▸ Task brief: Decide whether each statement (a), (b) and (c) agrees with the forum thread below, answering yes or no and quoting the exact words from the thread that settle it. (a) Curmudgeon turned a pin down to 5/32. (b) A hardened tone board jig can be adjusted for a new radius. (c) harrysin says ten posts are needed before pictures can be posted.

▸ Article:
──────────
# New, with a unique project



## Curmudgeon (Aug 18, 2009)

I'm new here, but not to woodworking. I make custom duck calls and I am always looking for better, faster ways to make em. My current mission is to see if it's feasible to use an overarm pin router to cut the radius on a toneboard. The toneboard is the sound maker in a duck call and except for CNC the only tried and true method to cut the radious on one is to use a large, expensive, custom made jig. The jigs are hardened steel and can take the abuse of blades and files. I want to use a woodden block and an interchangable pattern jig to do this. Tone board jigs cost hundreds and once hardended, are fixed for life. If you need a new radius, you need a new jig. Also, when using a jig it's necessary to cut right up next to the jig and this is killer on blades of any type. Wish me luck, but I think it can be done.


----------



## Dr.Zook (Sep 10, 2004)

Welcome to the RouterForums Richard.


----------



## xplorx4 (Dec 1, 2008)

Greetings Richard and welcome to the router forum.


----------



## Mike Wingate (Apr 26, 2009)

Could you make a jig and laminate the toneboards? Rather than cut them out of solid wood.


----------



## harrysin (Jan 15, 2007)

Welcome to the forum Richard. Hurry and get ten posts in so that you can post pictures which will make clear exactly what you're after. Simply post a few greetings and the ten posts will soon be reached.


----------



## vikingcraftsman (Mar 31, 2006)

Welcome aboard, I think they are planing a cash for Curmudgeon program so you and me will be fixed for life. LOL We are all standing buy to see this project. We have reintroduced wild turkeys to Long Island and the population has started to ovedr run the place. Soon there will be a hunting season.


----------



## Curmudgeon (Aug 18, 2009)

SORRY !
I got sent on a business meeting and had to set "Life" aside for a few days.
I have been able to make some progress today. I have taken an overarm pin holder (MLCS) and turned a pin down to 5/32. That is the radious of the rotozip bit I am using. I was able to machine an adapter to go from 1/2 OD to 5/32 ID to hold the bit in a full size router. I put a set screw in it to guarantee a safe hold. There is a small notch in a duck call tone board that is 3/16, thus the 5/32 bit. With a hardened jig the set up works well. However, I think in order to use a plate type patern jig, the router is going to need to be on top and the pin and patern jig on the table. I'll focus on getting my 10 post in ASAP and post up pics. I know this is all kind of hard to follow without pictures.
Sorry again about the post and run. More when I have it.


----------
──────────
▸ Information given:
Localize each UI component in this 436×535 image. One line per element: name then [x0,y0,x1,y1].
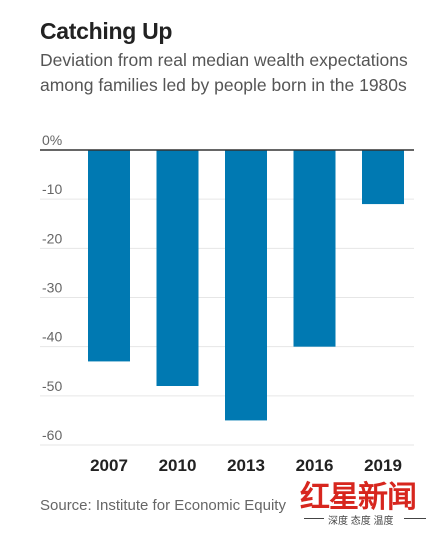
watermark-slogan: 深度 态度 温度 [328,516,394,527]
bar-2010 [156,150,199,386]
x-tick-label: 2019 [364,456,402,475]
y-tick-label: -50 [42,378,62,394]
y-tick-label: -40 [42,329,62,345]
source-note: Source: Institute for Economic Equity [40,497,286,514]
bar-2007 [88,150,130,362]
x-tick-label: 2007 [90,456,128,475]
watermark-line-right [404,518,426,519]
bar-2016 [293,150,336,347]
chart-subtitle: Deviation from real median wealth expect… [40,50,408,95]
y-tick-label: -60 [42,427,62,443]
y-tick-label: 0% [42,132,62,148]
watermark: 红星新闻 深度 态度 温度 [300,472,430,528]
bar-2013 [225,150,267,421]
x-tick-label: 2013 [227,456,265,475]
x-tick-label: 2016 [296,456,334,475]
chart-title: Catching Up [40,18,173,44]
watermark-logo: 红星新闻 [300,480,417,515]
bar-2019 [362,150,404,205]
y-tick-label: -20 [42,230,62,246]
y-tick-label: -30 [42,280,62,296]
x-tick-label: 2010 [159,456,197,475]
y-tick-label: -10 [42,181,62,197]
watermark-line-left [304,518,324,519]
──────────
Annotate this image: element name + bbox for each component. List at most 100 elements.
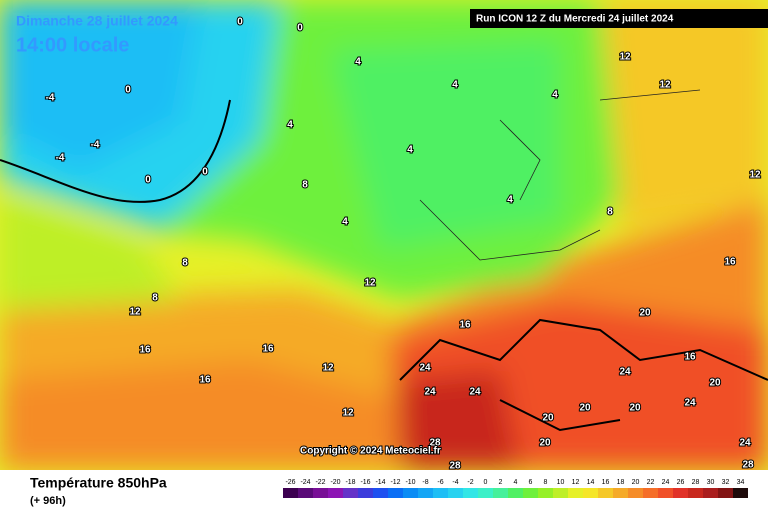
──────────
▸ Finished answer:
(a) Yes: "I have taken an overarm pin holder (MLCS) and turned a pin down to 5/32."
(b) No: "Tone board jigs cost hundreds and once hardended, are fixed for life. If you need a new radius, you need a new jig."
(c) Yes: "Hurry and get ten posts in so that you can post pictures"